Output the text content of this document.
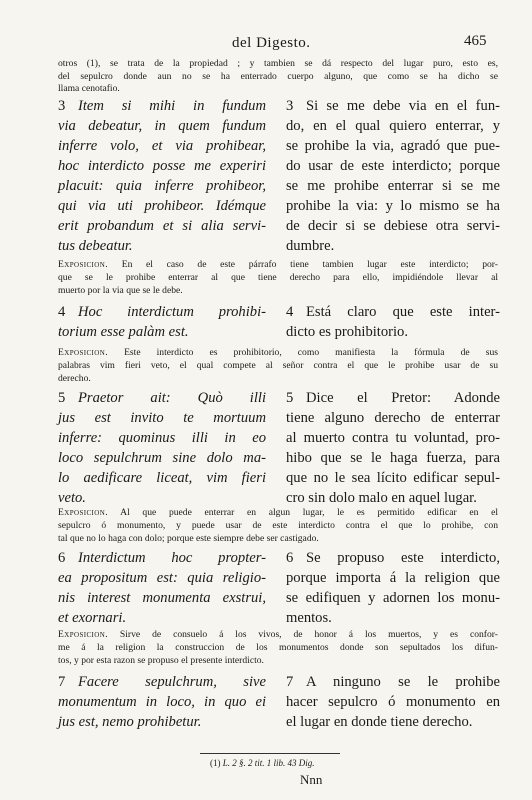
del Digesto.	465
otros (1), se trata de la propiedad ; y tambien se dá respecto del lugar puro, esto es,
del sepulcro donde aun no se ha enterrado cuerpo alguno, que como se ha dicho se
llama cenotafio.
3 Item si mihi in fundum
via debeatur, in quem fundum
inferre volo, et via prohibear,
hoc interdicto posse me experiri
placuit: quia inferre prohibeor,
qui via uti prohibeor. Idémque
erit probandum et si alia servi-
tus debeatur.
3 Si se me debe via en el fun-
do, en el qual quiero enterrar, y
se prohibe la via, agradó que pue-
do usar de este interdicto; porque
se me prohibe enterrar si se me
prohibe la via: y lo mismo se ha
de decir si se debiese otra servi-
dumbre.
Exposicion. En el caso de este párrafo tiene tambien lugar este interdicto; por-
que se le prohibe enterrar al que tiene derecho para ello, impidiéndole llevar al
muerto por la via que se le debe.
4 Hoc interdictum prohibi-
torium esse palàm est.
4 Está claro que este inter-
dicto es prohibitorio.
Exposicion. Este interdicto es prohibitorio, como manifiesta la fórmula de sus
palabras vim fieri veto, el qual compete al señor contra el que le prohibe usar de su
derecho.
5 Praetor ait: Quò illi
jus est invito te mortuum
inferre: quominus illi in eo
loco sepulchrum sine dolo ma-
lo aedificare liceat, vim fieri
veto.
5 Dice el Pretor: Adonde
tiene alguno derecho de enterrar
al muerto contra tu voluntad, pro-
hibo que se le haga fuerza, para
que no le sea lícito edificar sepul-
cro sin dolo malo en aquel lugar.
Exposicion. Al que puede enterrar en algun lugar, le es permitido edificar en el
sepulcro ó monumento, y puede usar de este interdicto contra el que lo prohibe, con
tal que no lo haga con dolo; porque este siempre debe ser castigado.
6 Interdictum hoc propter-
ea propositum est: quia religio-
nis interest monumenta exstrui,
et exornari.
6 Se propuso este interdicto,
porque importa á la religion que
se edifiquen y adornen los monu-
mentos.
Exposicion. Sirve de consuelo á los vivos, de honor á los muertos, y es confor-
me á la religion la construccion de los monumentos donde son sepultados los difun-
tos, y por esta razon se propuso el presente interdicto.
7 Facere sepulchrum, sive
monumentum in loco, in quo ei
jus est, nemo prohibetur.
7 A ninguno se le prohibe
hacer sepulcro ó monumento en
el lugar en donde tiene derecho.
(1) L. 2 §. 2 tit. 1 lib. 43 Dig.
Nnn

Brief → Return every line holding the word "qual" from the records.

Result for this exercise →
do, en el qual quiero enterrar, y
palabras vim fieri veto, el qual compete al señor contra el que le prohibe usar de su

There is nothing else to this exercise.